The request: Switch every "reflection" to "glare" in the items from the line with "reflection xyxy=(314,222,323,227)" up to and including the line with "x-tick-label: -40 xyxy=(519,22,537,36)", leaving everything else as it is, and output only those lines.

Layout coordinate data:
--- Start ---

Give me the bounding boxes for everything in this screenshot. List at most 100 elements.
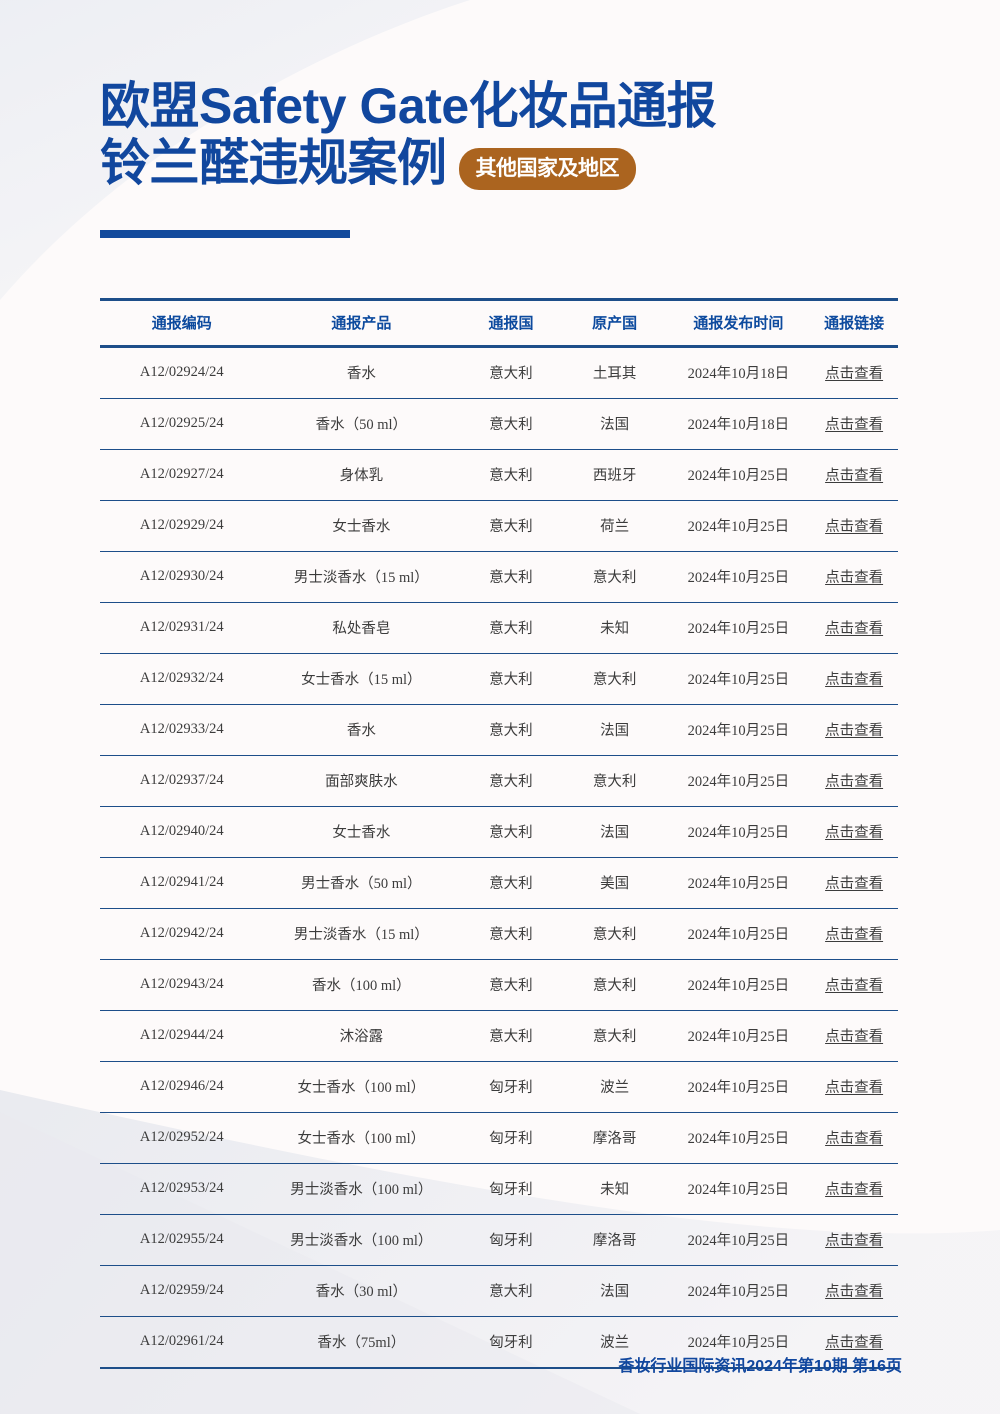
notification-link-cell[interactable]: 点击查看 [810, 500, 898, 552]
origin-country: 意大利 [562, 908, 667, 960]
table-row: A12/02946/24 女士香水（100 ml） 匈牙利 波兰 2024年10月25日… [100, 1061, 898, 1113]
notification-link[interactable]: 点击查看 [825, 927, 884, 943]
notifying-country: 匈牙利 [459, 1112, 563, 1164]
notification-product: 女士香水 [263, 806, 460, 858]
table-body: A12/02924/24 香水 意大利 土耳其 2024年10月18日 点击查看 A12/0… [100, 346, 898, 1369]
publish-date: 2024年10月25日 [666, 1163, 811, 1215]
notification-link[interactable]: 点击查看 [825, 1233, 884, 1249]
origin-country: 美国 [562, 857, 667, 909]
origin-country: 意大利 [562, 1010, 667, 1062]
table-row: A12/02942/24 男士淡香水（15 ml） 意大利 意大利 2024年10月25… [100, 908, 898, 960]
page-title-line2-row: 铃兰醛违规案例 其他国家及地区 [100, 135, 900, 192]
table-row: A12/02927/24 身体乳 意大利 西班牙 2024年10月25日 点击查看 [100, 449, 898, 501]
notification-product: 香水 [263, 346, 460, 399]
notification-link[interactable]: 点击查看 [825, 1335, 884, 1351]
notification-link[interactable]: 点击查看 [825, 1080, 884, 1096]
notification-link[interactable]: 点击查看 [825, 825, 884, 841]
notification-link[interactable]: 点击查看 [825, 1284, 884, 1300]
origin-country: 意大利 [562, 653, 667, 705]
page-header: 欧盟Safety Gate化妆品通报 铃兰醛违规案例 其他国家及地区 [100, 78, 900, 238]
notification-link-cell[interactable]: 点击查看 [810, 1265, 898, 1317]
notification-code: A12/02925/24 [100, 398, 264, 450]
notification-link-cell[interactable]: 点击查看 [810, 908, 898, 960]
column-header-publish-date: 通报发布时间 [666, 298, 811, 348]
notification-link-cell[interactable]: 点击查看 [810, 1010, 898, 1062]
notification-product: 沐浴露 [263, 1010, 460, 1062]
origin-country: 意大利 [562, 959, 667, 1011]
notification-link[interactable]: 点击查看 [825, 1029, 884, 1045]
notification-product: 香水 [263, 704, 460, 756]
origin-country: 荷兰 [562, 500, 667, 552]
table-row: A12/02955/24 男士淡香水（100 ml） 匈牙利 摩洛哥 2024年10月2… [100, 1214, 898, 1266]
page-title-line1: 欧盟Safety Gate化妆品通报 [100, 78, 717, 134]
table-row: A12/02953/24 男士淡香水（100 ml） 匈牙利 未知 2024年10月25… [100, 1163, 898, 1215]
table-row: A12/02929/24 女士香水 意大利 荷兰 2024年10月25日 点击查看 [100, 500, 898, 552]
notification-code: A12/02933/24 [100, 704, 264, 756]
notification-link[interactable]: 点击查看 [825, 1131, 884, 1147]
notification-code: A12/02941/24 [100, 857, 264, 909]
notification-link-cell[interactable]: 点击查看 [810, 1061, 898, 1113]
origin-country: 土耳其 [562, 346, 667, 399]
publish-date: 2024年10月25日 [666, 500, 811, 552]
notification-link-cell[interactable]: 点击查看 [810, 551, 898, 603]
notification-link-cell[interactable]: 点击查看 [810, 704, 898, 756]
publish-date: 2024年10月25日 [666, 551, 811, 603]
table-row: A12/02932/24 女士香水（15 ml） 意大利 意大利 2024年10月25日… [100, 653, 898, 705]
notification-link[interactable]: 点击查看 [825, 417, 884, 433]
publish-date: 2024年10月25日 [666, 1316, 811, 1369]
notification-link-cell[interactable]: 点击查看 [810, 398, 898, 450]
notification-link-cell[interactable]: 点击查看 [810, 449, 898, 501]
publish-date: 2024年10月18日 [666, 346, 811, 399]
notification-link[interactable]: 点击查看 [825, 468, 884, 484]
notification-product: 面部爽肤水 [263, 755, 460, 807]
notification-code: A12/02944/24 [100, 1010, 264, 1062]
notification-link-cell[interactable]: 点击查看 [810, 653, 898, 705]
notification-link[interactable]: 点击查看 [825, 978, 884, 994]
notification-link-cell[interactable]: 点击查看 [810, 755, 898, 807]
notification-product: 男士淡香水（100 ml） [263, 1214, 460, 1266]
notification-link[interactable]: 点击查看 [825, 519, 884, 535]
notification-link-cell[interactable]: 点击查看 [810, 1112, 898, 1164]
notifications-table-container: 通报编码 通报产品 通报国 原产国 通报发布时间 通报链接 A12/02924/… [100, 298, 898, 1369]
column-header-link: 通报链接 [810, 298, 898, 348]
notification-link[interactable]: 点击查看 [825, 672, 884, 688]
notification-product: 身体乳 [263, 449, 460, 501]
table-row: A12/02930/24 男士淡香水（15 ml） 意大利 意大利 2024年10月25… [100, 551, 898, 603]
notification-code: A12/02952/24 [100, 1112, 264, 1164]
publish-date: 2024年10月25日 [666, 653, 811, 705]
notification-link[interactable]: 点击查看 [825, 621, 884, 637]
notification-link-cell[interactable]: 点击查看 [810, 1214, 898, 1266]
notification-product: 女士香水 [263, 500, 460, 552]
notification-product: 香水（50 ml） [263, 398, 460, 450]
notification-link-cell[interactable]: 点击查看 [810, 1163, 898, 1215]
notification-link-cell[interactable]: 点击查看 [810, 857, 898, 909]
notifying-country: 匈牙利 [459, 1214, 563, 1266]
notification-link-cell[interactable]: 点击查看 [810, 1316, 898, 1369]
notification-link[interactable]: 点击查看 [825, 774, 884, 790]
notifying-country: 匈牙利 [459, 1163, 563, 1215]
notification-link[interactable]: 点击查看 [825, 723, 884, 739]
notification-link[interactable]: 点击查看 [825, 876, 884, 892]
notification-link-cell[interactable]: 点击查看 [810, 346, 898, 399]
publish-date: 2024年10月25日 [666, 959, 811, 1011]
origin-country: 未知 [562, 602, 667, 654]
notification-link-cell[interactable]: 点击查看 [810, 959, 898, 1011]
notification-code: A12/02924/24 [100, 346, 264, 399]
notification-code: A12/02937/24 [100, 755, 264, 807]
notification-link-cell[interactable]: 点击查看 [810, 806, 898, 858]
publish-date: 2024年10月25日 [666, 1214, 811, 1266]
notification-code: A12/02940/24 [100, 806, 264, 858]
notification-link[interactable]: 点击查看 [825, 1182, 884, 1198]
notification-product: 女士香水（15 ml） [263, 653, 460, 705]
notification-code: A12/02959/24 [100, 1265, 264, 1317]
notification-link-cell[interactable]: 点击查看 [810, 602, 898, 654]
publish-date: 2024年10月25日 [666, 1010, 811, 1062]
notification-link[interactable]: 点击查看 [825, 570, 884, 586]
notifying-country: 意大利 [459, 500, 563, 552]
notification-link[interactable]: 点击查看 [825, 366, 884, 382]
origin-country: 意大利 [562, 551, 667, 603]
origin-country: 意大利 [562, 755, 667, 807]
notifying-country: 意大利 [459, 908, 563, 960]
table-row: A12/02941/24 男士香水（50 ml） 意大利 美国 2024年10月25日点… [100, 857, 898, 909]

--- End ---
--- Start ---

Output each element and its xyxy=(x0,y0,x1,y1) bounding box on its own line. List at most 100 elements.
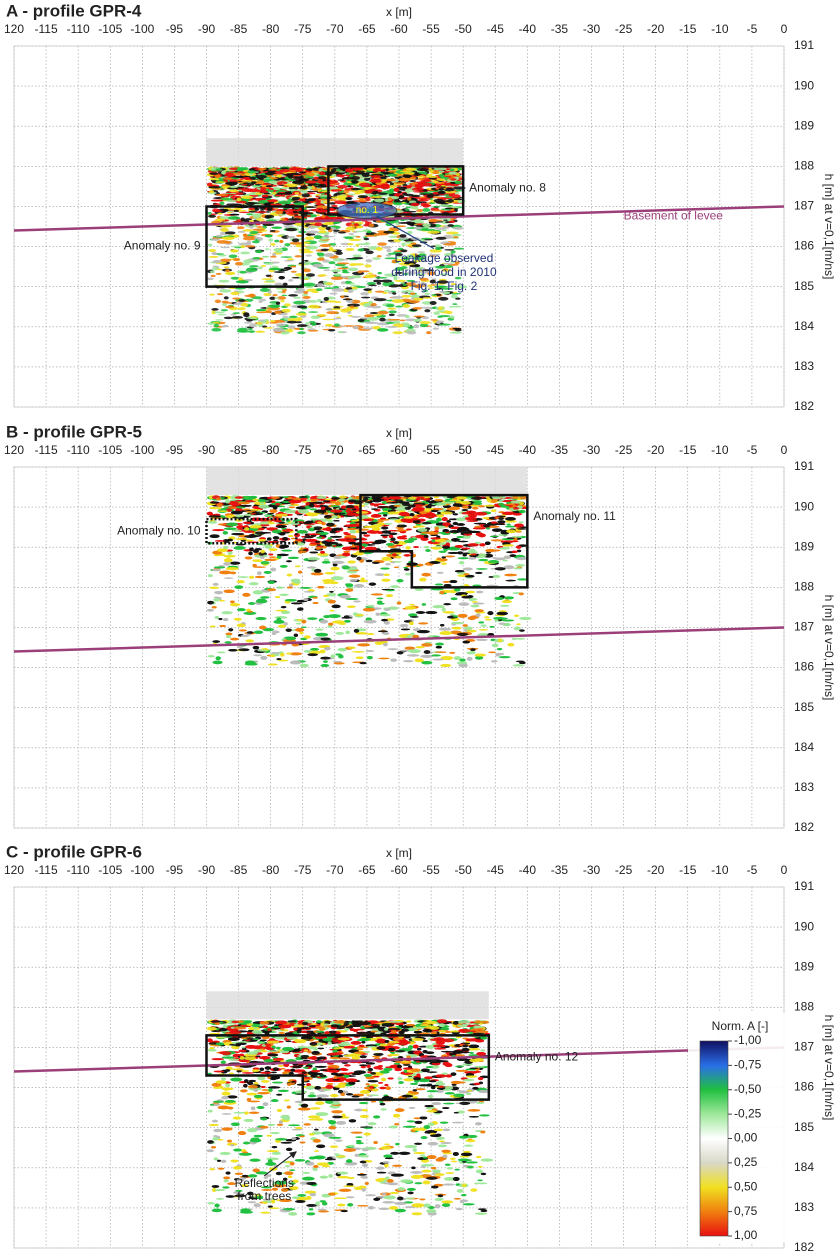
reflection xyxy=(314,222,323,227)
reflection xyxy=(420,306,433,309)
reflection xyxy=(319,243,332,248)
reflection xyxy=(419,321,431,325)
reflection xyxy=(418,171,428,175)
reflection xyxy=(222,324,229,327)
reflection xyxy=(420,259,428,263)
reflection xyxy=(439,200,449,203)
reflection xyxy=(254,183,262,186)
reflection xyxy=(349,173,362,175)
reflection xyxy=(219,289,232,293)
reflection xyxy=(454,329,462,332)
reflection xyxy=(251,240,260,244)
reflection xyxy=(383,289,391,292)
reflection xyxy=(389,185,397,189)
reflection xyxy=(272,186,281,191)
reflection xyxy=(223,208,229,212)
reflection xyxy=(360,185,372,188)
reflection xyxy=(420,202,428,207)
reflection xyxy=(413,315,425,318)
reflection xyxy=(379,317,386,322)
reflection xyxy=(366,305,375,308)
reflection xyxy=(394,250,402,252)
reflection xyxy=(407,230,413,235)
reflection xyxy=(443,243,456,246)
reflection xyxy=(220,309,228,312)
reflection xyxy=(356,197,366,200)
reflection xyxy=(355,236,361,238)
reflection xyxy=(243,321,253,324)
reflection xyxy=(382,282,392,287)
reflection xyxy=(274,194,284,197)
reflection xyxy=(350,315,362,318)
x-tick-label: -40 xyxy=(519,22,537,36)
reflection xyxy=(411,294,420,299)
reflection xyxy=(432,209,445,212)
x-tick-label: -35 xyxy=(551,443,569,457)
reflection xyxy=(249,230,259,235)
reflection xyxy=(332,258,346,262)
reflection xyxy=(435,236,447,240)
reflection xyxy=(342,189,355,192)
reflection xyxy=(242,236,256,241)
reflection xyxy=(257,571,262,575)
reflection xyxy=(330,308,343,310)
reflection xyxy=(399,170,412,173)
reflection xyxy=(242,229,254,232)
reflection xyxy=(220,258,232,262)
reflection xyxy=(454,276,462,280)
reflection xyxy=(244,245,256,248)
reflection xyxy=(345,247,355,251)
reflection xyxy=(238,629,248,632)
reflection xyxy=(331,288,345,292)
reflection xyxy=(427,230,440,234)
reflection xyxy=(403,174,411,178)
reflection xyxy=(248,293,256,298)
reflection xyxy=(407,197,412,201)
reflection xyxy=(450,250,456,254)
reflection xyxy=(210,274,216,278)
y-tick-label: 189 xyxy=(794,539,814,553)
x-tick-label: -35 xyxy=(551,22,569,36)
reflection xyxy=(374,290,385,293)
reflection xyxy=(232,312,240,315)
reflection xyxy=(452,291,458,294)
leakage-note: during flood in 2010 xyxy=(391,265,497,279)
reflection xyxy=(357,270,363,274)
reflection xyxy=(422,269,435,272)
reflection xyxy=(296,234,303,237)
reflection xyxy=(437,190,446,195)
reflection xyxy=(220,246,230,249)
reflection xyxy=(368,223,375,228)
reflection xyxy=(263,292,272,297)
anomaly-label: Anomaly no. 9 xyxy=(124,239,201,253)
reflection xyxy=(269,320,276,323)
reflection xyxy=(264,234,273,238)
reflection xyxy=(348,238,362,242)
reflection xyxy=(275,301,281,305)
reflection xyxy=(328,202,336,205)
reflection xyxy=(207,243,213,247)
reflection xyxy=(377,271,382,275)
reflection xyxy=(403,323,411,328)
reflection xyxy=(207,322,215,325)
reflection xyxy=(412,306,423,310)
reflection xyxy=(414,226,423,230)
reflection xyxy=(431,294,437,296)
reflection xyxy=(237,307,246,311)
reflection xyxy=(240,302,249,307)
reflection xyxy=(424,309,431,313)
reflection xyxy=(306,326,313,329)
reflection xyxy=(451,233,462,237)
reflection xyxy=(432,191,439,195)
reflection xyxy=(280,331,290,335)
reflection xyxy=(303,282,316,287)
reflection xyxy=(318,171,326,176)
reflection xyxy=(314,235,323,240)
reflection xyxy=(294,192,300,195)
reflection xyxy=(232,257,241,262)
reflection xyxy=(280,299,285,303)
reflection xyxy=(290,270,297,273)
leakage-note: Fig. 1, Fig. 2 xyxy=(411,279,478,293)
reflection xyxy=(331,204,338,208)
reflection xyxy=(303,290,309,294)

--- End ---

Output of the exercise:
glare xyxy=(314,222,323,227)
glare xyxy=(420,306,433,309)
glare xyxy=(319,243,332,248)
glare xyxy=(419,321,431,325)
glare xyxy=(418,171,428,175)
glare xyxy=(222,324,229,327)
glare xyxy=(420,259,428,263)
glare xyxy=(439,200,449,203)
glare xyxy=(254,183,262,186)
glare xyxy=(349,173,362,175)
glare xyxy=(219,289,232,293)
glare xyxy=(454,329,462,332)
glare xyxy=(251,240,260,244)
glare xyxy=(383,289,391,292)
glare xyxy=(389,185,397,189)
glare xyxy=(272,186,281,191)
glare xyxy=(223,208,229,212)
glare xyxy=(360,185,372,188)
glare xyxy=(420,202,428,207)
glare xyxy=(413,315,425,318)
glare xyxy=(379,317,386,322)
glare xyxy=(366,305,375,308)
glare xyxy=(394,250,402,252)
glare xyxy=(407,230,413,235)
glare xyxy=(443,243,456,246)
glare xyxy=(220,309,228,312)
glare xyxy=(356,197,366,200)
glare xyxy=(355,236,361,238)
glare xyxy=(243,321,253,324)
glare xyxy=(382,282,392,287)
glare xyxy=(274,194,284,197)
glare xyxy=(350,315,362,318)
x-tick-label: -40 xyxy=(519,22,537,36)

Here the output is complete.